### Dataset items:
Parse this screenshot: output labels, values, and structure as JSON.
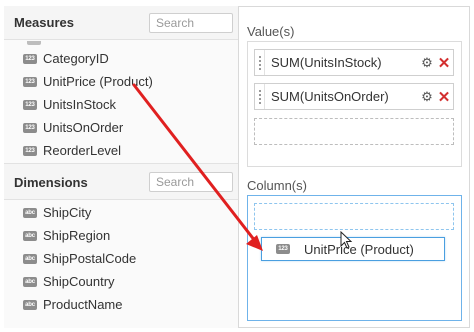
{
  "measures": {
    "title": "Measures",
    "search_placeholder": "Search",
    "items": [
      {
        "badge": "123",
        "label": "CategoryID"
      },
      {
        "badge": "123",
        "label": "UnitPrice (Product)"
      },
      {
        "badge": "123",
        "label": "UnitsInStock"
      },
      {
        "badge": "123",
        "label": "UnitsOnOrder"
      },
      {
        "badge": "123",
        "label": "ReorderLevel"
      }
    ]
  },
  "dimensions": {
    "title": "Dimensions",
    "search_placeholder": "Search",
    "items": [
      {
        "badge": "abc",
        "label": "ShipCity"
      },
      {
        "badge": "abc",
        "label": "ShipRegion"
      },
      {
        "badge": "abc",
        "label": "ShipPostalCode"
      },
      {
        "badge": "abc",
        "label": "ShipCountry"
      },
      {
        "badge": "abc",
        "label": "ProductName"
      }
    ]
  },
  "values": {
    "title": "Value(s)",
    "pills": [
      {
        "label": "SUM(UnitsInStock)"
      },
      {
        "label": "SUM(UnitsOnOrder)"
      }
    ]
  },
  "columns": {
    "title": "Column(s)",
    "dragging": {
      "badge": "123",
      "label": "UnitPrice (Product)"
    }
  },
  "colors": {
    "arrow": "#e02020",
    "close": "#d32f2f",
    "drag_border": "#4a9fe0"
  },
  "icons": {
    "gear": "gear-icon",
    "close": "close-icon",
    "cursor": "mouse-cursor-icon",
    "arrow": "annotation-arrow"
  }
}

### WHAT TO DO:
Quote each line of the listing exactly, but leave the pictures out.

### RESULT:
Parse this screenshot: output labels, values, and structure as JSON.
{
  "measures": {
    "title": "Measures",
    "search_placeholder": "Search",
    "items": [
      {
        "badge": "123",
        "label": "CategoryID"
      },
      {
        "badge": "123",
        "label": "UnitPrice (Product)"
      },
      {
        "badge": "123",
        "label": "UnitsInStock"
      },
      {
        "badge": "123",
        "label": "UnitsOnOrder"
      },
      {
        "badge": "123",
        "label": "ReorderLevel"
      }
    ]
  },
  "dimensions": {
    "title": "Dimensions",
    "search_placeholder": "Search",
    "items": [
      {
        "badge": "abc",
        "label": "ShipCity"
      },
      {
        "badge": "abc",
        "label": "ShipRegion"
      },
      {
        "badge": "abc",
        "label": "ShipPostalCode"
      },
      {
        "badge": "abc",
        "label": "ShipCountry"
      },
      {
        "badge": "abc",
        "label": "ProductName"
      }
    ]
  },
  "values": {
    "title": "Value(s)",
    "pills": [
      {
        "label": "SUM(UnitsInStock)"
      },
      {
        "label": "SUM(UnitsOnOrder)"
      }
    ]
  },
  "columns": {
    "title": "Column(s)",
    "dragging": {
      "badge": "123",
      "label": "UnitPrice (Product)"
    }
  },
  "colors": {
    "arrow": "#e02020",
    "close": "#d32f2f",
    "drag_border": "#4a9fe0"
  },
  "icons": {
    "gear": "gear-icon",
    "close": "close-icon",
    "cursor": "mouse-cursor-icon",
    "arrow": "annotation-arrow"
  }
}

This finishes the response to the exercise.